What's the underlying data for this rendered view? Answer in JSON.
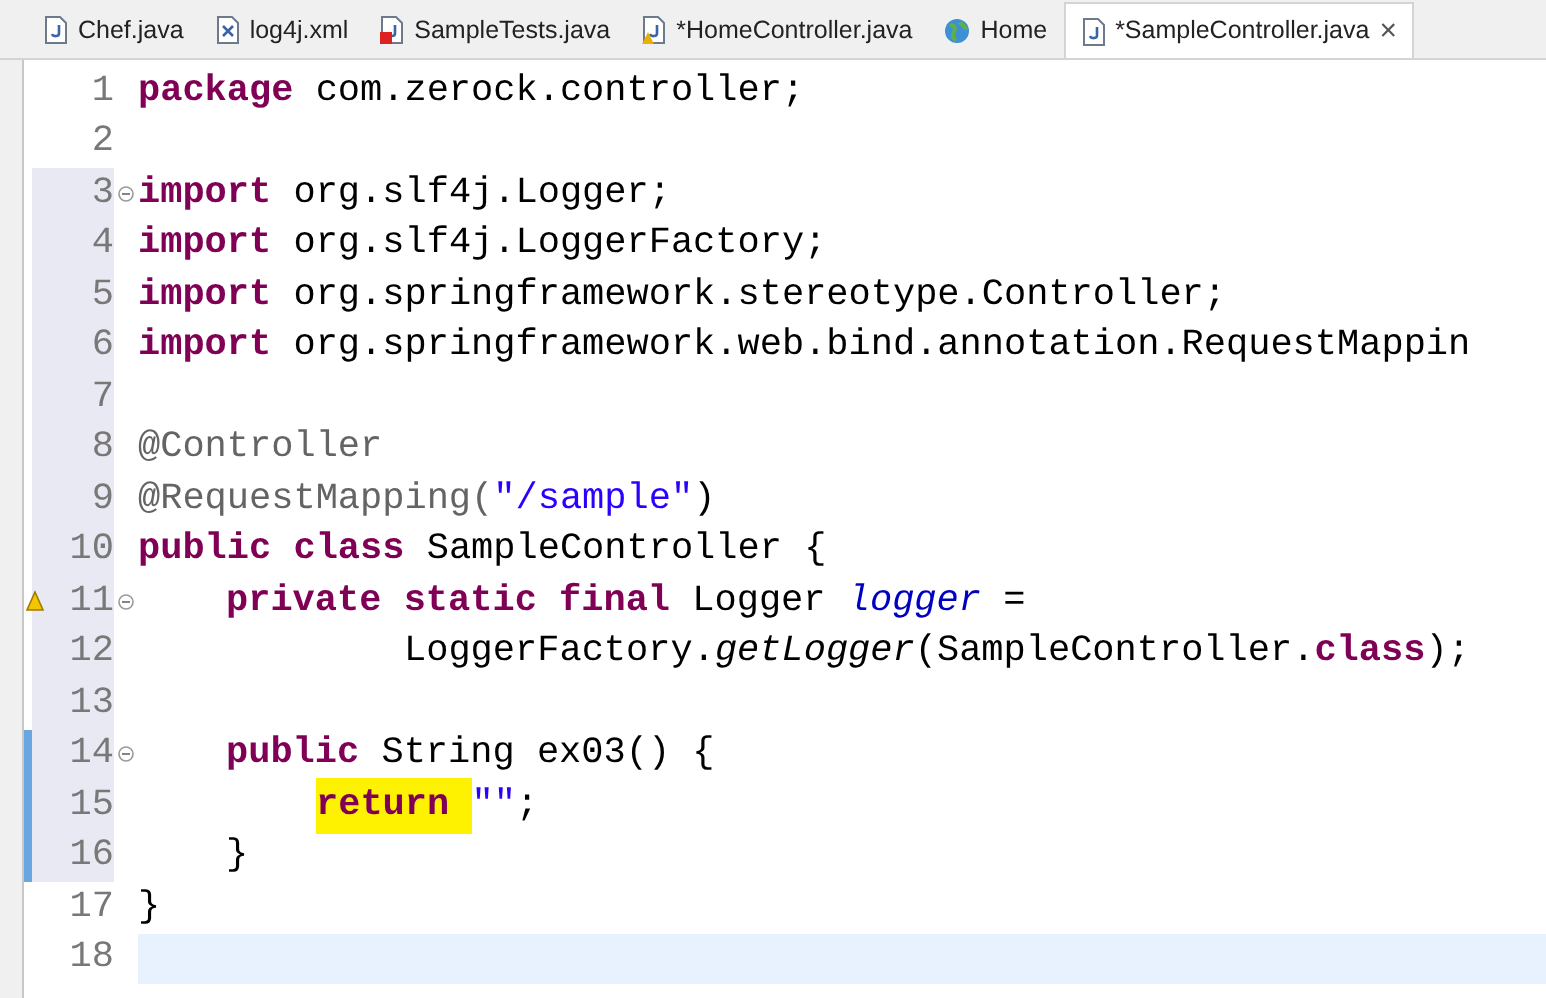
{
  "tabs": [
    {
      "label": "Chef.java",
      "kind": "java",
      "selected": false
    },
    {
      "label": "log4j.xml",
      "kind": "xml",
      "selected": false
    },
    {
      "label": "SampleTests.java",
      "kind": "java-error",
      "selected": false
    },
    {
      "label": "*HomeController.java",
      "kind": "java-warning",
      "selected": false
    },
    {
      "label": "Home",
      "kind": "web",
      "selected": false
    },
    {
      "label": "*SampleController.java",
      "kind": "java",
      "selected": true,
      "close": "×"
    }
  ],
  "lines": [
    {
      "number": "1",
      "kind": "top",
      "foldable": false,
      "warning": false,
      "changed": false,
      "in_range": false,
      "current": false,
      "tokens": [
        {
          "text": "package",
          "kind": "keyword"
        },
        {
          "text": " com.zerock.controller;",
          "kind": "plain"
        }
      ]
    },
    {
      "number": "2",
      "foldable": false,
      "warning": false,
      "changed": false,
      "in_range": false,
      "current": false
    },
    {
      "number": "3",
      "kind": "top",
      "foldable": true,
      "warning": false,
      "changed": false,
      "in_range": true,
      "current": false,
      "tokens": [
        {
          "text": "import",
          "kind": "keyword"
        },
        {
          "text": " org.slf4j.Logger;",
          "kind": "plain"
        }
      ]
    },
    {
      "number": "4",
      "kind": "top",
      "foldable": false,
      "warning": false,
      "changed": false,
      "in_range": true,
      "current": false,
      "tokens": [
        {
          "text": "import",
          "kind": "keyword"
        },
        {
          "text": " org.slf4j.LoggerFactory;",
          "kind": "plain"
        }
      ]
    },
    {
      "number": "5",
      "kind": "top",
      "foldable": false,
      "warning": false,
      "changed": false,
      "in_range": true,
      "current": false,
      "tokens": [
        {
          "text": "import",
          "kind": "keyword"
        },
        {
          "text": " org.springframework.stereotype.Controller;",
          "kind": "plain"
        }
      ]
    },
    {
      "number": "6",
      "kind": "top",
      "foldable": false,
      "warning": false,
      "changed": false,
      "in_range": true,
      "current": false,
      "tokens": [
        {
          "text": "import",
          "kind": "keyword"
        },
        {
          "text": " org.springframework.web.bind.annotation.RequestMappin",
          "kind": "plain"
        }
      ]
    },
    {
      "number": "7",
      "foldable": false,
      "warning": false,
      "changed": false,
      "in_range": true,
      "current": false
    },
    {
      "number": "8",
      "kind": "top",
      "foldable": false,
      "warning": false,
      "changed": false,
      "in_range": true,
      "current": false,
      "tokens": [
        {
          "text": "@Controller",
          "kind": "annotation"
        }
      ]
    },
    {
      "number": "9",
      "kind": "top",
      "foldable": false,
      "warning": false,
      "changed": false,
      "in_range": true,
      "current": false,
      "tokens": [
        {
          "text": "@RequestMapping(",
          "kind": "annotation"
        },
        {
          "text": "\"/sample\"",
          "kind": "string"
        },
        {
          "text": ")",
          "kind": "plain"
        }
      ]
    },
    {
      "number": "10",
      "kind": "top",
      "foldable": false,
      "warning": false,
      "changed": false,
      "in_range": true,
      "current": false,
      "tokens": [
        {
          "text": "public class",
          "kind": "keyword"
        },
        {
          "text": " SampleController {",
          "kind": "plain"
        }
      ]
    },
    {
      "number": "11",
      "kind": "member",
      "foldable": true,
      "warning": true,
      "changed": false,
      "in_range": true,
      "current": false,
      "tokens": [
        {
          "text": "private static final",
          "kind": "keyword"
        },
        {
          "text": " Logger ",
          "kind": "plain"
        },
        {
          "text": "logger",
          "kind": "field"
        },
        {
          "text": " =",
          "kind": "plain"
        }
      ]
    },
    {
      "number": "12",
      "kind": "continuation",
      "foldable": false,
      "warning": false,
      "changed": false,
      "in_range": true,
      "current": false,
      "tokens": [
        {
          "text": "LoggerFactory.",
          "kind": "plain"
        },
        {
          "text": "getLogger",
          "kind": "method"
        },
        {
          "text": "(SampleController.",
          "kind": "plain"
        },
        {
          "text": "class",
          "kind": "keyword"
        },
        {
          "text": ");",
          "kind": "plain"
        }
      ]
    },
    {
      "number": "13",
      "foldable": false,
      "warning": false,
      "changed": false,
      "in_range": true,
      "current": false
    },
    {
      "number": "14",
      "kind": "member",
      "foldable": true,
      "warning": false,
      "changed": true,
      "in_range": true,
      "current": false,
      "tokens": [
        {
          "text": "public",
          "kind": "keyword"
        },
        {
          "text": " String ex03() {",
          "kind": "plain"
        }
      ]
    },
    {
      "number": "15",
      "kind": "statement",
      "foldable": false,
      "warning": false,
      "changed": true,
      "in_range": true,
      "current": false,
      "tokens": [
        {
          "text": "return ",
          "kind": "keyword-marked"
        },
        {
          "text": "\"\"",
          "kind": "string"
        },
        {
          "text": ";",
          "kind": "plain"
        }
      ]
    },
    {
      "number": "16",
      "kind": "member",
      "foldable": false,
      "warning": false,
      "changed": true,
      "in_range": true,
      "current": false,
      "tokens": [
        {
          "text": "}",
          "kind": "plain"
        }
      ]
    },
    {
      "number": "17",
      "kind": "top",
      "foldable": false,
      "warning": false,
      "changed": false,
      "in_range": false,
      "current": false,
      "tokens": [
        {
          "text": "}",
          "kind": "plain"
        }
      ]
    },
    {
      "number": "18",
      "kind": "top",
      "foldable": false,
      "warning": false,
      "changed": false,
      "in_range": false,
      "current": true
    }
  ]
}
= = = =
Short task: Extract the full listing above verbatim; pictures are to be left out of the copy.

Output of the task:
What's the underlying data for this rendered view? Answer in JSON.
{
  "tabs": [
    {
      "label": "Chef.java",
      "kind": "java",
      "selected": false
    },
    {
      "label": "log4j.xml",
      "kind": "xml",
      "selected": false
    },
    {
      "label": "SampleTests.java",
      "kind": "java-error",
      "selected": false
    },
    {
      "label": "*HomeController.java",
      "kind": "java-warning",
      "selected": false
    },
    {
      "label": "Home",
      "kind": "web",
      "selected": false
    },
    {
      "label": "*SampleController.java",
      "kind": "java",
      "selected": true,
      "close": "×"
    }
  ],
  "lines": [
    {
      "number": "1",
      "kind": "top",
      "foldable": false,
      "warning": false,
      "changed": false,
      "in_range": false,
      "current": false,
      "tokens": [
        {
          "text": "package",
          "kind": "keyword"
        },
        {
          "text": " com.zerock.controller;",
          "kind": "plain"
        }
      ]
    },
    {
      "number": "2",
      "foldable": false,
      "warning": false,
      "changed": false,
      "in_range": false,
      "current": false
    },
    {
      "number": "3",
      "kind": "top",
      "foldable": true,
      "warning": false,
      "changed": false,
      "in_range": true,
      "current": false,
      "tokens": [
        {
          "text": "import",
          "kind": "keyword"
        },
        {
          "text": " org.slf4j.Logger;",
          "kind": "plain"
        }
      ]
    },
    {
      "number": "4",
      "kind": "top",
      "foldable": false,
      "warning": false,
      "changed": false,
      "in_range": true,
      "current": false,
      "tokens": [
        {
          "text": "import",
          "kind": "keyword"
        },
        {
          "text": " org.slf4j.LoggerFactory;",
          "kind": "plain"
        }
      ]
    },
    {
      "number": "5",
      "kind": "top",
      "foldable": false,
      "warning": false,
      "changed": false,
      "in_range": true,
      "current": false,
      "tokens": [
        {
          "text": "import",
          "kind": "keyword"
        },
        {
          "text": " org.springframework.stereotype.Controller;",
          "kind": "plain"
        }
      ]
    },
    {
      "number": "6",
      "kind": "top",
      "foldable": false,
      "warning": false,
      "changed": false,
      "in_range": true,
      "current": false,
      "tokens": [
        {
          "text": "import",
          "kind": "keyword"
        },
        {
          "text": " org.springframework.web.bind.annotation.RequestMappin",
          "kind": "plain"
        }
      ]
    },
    {
      "number": "7",
      "foldable": false,
      "warning": false,
      "changed": false,
      "in_range": true,
      "current": false
    },
    {
      "number": "8",
      "kind": "top",
      "foldable": false,
      "warning": false,
      "changed": false,
      "in_range": true,
      "current": false,
      "tokens": [
        {
          "text": "@Controller",
          "kind": "annotation"
        }
      ]
    },
    {
      "number": "9",
      "kind": "top",
      "foldable": false,
      "warning": false,
      "changed": false,
      "in_range": true,
      "current": false,
      "tokens": [
        {
          "text": "@RequestMapping(",
          "kind": "annotation"
        },
        {
          "text": "\"/sample\"",
          "kind": "string"
        },
        {
          "text": ")",
          "kind": "plain"
        }
      ]
    },
    {
      "number": "10",
      "kind": "top",
      "foldable": false,
      "warning": false,
      "changed": false,
      "in_range": true,
      "current": false,
      "tokens": [
        {
          "text": "public class",
          "kind": "keyword"
        },
        {
          "text": " SampleController {",
          "kind": "plain"
        }
      ]
    },
    {
      "number": "11",
      "kind": "member",
      "foldable": true,
      "warning": true,
      "changed": false,
      "in_range": true,
      "current": false,
      "tokens": [
        {
          "text": "private static final",
          "kind": "keyword"
        },
        {
          "text": " Logger ",
          "kind": "plain"
        },
        {
          "text": "logger",
          "kind": "field"
        },
        {
          "text": " =",
          "kind": "plain"
        }
      ]
    },
    {
      "number": "12",
      "kind": "continuation",
      "foldable": false,
      "warning": false,
      "changed": false,
      "in_range": true,
      "current": false,
      "tokens": [
        {
          "text": "LoggerFactory.",
          "kind": "plain"
        },
        {
          "text": "getLogger",
          "kind": "method"
        },
        {
          "text": "(SampleController.",
          "kind": "plain"
        },
        {
          "text": "class",
          "kind": "keyword"
        },
        {
          "text": ");",
          "kind": "plain"
        }
      ]
    },
    {
      "number": "13",
      "foldable": false,
      "warning": false,
      "changed": false,
      "in_range": true,
      "current": false
    },
    {
      "number": "14",
      "kind": "member",
      "foldable": true,
      "warning": false,
      "changed": true,
      "in_range": true,
      "current": false,
      "tokens": [
        {
          "text": "public",
          "kind": "keyword"
        },
        {
          "text": " String ex03() {",
          "kind": "plain"
        }
      ]
    },
    {
      "number": "15",
      "kind": "statement",
      "foldable": false,
      "warning": false,
      "changed": true,
      "in_range": true,
      "current": false,
      "tokens": [
        {
          "text": "return ",
          "kind": "keyword-marked"
        },
        {
          "text": "\"\"",
          "kind": "string"
        },
        {
          "text": ";",
          "kind": "plain"
        }
      ]
    },
    {
      "number": "16",
      "kind": "member",
      "foldable": false,
      "warning": false,
      "changed": true,
      "in_range": true,
      "current": false,
      "tokens": [
        {
          "text": "}",
          "kind": "plain"
        }
      ]
    },
    {
      "number": "17",
      "kind": "top",
      "foldable": false,
      "warning": false,
      "changed": false,
      "in_range": false,
      "current": false,
      "tokens": [
        {
          "text": "}",
          "kind": "plain"
        }
      ]
    },
    {
      "number": "18",
      "kind": "top",
      "foldable": false,
      "warning": false,
      "changed": false,
      "in_range": false,
      "current": true
    }
  ]
}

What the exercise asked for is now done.